* [Written exercise]: In the listing that follows, how many lines contain "America"? Give the number only.

* [Listed entries]:

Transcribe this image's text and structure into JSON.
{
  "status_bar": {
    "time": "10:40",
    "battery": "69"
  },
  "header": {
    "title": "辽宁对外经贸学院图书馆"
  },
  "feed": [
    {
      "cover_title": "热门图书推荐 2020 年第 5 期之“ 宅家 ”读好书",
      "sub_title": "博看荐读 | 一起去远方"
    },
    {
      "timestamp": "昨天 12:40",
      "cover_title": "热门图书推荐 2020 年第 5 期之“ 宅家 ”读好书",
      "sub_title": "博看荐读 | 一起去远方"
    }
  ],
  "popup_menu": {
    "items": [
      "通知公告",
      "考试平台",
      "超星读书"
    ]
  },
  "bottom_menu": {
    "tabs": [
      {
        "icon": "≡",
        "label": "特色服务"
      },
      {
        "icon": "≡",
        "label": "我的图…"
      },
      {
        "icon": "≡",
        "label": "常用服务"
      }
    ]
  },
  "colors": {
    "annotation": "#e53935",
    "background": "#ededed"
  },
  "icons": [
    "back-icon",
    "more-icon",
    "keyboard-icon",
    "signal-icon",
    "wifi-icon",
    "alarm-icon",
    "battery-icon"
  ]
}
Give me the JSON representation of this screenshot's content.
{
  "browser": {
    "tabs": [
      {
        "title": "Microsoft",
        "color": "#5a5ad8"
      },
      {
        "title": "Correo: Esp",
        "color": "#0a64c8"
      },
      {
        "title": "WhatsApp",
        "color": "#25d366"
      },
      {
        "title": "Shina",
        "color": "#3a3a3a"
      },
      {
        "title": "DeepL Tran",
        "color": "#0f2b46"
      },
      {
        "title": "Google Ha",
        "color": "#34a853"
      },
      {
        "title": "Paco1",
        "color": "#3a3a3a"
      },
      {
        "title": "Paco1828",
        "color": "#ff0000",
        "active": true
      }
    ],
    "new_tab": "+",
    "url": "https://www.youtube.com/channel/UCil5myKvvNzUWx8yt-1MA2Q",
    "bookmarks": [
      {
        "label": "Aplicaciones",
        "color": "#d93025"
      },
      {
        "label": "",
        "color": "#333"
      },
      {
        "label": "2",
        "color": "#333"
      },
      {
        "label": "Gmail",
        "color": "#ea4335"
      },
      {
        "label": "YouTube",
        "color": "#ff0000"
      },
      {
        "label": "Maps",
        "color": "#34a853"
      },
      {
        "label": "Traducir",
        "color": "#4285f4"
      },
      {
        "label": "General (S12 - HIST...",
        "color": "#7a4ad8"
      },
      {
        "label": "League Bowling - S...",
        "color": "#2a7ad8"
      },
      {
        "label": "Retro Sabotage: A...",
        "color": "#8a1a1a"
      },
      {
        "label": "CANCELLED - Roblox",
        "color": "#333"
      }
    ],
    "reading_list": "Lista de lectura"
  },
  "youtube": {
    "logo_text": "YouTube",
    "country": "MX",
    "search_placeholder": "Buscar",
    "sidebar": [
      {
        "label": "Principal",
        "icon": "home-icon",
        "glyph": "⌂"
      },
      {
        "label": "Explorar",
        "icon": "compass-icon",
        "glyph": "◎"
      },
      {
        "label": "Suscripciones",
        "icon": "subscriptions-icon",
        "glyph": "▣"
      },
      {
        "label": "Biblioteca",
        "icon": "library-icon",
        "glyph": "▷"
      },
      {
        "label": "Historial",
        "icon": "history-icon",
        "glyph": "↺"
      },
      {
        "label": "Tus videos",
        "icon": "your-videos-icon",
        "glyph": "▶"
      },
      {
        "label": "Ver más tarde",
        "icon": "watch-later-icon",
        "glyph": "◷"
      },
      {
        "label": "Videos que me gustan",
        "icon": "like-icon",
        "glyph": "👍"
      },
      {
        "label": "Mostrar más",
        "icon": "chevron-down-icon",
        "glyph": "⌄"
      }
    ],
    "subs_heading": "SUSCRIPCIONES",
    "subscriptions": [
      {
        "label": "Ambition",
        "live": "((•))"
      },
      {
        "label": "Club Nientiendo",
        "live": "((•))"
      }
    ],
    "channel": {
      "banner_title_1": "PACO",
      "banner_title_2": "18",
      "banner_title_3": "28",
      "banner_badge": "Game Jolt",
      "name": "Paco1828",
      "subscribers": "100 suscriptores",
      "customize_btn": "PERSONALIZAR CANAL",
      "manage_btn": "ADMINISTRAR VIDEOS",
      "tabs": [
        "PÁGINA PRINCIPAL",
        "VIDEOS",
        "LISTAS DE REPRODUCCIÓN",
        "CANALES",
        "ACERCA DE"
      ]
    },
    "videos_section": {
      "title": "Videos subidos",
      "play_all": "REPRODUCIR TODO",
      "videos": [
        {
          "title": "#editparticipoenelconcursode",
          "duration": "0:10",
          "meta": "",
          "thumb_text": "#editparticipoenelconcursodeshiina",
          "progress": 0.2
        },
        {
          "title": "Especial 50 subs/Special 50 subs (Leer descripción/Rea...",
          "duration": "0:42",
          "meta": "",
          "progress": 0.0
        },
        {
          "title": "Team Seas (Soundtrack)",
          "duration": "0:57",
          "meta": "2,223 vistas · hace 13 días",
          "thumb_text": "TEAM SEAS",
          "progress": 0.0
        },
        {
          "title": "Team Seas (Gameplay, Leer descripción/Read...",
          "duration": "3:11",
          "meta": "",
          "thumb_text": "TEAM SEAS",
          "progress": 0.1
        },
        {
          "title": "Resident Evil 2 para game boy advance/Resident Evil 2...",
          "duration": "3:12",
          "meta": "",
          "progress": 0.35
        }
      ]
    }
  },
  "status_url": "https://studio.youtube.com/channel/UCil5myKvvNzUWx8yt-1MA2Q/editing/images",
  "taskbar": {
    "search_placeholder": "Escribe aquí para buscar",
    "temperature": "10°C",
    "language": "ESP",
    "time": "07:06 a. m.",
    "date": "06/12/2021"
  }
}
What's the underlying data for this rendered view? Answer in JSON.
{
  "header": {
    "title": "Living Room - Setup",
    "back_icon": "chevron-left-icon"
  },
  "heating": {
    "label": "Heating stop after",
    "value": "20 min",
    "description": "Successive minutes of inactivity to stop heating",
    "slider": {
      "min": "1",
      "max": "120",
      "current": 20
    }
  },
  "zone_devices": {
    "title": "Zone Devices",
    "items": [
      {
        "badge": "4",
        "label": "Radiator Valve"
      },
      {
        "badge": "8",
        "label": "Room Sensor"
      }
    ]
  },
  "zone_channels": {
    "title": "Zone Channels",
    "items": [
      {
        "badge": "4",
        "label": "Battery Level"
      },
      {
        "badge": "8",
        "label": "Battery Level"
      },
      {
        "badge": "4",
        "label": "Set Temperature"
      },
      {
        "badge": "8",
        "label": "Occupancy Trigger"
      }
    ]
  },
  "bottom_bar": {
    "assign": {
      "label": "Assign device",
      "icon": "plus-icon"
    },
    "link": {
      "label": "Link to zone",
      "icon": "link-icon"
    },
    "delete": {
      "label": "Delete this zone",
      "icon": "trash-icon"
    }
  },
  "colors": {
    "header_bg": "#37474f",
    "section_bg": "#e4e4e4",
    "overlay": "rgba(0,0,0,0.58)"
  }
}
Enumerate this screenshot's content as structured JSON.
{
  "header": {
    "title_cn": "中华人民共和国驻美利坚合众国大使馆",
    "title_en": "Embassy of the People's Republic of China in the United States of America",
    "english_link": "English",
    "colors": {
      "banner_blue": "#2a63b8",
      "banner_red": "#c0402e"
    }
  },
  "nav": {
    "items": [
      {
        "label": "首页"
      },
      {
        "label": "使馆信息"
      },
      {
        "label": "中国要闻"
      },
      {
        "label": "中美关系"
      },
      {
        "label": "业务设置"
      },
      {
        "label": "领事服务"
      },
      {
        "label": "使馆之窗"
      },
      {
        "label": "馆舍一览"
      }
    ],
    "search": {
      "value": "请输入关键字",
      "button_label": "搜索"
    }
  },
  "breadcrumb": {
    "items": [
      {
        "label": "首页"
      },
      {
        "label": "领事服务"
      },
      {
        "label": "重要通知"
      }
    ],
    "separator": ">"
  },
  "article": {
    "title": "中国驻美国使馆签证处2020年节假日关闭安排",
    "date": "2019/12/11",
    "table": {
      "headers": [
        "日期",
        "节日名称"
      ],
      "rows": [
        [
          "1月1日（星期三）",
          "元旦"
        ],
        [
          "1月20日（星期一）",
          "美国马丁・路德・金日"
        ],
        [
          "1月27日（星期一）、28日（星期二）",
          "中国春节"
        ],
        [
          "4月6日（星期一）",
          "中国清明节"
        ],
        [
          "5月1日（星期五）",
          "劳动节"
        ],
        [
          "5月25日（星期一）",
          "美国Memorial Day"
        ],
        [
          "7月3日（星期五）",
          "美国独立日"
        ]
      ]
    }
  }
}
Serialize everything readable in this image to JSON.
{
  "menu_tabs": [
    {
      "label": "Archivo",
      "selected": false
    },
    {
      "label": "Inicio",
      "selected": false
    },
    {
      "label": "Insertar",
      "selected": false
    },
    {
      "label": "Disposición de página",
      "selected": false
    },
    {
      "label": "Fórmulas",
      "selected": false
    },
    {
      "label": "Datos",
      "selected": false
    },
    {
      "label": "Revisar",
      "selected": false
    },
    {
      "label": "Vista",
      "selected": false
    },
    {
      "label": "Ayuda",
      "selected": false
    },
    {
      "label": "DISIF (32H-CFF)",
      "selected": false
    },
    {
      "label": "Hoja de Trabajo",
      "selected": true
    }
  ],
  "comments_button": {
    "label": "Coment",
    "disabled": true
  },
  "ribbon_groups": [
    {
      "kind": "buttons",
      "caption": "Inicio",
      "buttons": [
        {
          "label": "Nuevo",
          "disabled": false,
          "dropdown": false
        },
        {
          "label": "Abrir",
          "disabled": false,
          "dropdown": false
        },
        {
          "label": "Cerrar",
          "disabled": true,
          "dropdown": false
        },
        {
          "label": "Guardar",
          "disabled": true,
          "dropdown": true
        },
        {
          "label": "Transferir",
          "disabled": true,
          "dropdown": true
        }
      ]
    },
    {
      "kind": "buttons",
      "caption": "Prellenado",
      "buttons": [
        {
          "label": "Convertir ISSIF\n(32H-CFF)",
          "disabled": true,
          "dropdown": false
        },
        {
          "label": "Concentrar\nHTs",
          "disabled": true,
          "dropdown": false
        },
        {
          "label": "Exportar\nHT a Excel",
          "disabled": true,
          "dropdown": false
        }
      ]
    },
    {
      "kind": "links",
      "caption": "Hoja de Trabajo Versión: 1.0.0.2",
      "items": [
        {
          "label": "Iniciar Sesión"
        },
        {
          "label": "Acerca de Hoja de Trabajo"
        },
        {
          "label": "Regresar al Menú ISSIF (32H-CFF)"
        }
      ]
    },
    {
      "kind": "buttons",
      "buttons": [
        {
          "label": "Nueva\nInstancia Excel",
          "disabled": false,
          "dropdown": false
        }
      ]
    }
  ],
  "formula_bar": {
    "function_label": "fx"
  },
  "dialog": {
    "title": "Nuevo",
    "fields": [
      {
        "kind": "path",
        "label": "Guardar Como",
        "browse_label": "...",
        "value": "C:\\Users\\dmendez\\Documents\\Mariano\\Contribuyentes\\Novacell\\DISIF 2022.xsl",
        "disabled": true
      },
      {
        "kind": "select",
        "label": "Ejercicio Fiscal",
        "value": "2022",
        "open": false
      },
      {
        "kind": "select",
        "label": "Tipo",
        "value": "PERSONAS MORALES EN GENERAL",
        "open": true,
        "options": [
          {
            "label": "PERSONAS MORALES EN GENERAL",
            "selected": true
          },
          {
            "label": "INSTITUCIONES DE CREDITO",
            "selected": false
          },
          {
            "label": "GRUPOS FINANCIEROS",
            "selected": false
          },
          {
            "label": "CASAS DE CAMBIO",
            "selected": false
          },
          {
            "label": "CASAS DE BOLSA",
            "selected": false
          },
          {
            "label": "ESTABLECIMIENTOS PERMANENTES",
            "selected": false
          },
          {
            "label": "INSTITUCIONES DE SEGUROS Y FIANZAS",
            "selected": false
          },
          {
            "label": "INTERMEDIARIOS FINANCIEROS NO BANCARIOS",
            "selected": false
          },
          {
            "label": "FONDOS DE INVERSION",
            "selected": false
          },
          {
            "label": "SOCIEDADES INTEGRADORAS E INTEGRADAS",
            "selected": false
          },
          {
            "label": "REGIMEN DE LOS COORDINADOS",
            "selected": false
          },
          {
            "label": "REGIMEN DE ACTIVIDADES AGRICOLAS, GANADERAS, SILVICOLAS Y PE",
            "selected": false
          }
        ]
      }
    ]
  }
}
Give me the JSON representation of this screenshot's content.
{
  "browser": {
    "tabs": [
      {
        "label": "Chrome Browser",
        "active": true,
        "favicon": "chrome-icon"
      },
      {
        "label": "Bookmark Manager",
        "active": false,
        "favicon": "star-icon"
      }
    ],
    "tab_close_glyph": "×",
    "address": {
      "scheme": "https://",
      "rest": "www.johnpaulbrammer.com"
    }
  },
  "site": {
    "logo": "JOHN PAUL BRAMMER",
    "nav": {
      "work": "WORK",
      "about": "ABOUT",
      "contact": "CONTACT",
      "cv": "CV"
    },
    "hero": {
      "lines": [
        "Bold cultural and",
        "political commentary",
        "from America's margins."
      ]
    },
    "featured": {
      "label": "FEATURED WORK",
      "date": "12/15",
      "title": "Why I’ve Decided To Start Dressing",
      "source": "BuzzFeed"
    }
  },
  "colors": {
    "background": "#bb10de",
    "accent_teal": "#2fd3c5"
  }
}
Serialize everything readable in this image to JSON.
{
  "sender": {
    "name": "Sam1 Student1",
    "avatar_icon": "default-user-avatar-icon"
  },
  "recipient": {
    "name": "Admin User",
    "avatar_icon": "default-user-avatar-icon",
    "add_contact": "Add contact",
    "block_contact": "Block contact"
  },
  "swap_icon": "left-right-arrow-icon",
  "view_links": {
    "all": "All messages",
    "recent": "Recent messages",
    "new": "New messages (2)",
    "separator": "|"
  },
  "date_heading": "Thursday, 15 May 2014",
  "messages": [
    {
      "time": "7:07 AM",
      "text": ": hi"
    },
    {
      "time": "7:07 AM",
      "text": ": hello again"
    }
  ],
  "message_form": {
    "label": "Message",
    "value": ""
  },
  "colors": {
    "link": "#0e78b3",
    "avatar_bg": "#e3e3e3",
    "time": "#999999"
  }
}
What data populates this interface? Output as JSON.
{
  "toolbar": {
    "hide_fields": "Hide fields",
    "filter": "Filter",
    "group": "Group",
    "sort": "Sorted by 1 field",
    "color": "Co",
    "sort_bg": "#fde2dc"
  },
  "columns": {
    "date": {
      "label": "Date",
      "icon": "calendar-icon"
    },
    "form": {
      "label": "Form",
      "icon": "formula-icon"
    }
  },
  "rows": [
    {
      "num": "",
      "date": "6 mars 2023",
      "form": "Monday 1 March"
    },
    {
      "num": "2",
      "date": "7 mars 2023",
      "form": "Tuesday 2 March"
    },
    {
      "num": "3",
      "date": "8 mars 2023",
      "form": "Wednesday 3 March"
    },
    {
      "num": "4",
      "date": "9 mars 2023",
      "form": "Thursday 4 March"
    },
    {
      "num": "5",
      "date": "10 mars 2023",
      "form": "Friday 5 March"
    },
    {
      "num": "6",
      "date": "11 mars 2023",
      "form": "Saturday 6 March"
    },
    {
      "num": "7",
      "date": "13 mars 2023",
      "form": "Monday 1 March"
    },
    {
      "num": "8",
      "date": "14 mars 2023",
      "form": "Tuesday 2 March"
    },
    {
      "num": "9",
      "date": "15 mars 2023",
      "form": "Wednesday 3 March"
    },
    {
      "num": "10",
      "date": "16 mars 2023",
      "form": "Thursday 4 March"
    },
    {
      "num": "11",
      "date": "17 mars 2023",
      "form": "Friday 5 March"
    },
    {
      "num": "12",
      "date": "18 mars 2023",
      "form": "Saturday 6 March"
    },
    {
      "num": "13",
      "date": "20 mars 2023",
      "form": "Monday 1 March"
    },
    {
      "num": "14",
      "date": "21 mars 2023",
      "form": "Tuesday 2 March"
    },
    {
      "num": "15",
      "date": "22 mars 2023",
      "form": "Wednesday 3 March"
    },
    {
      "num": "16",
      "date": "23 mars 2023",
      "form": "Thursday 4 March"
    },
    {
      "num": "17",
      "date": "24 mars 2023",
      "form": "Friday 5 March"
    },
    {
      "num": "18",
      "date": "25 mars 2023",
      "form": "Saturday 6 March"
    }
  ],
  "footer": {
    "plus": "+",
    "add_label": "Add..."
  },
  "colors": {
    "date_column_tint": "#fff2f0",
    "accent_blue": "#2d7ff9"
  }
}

* [Output for this task]: 2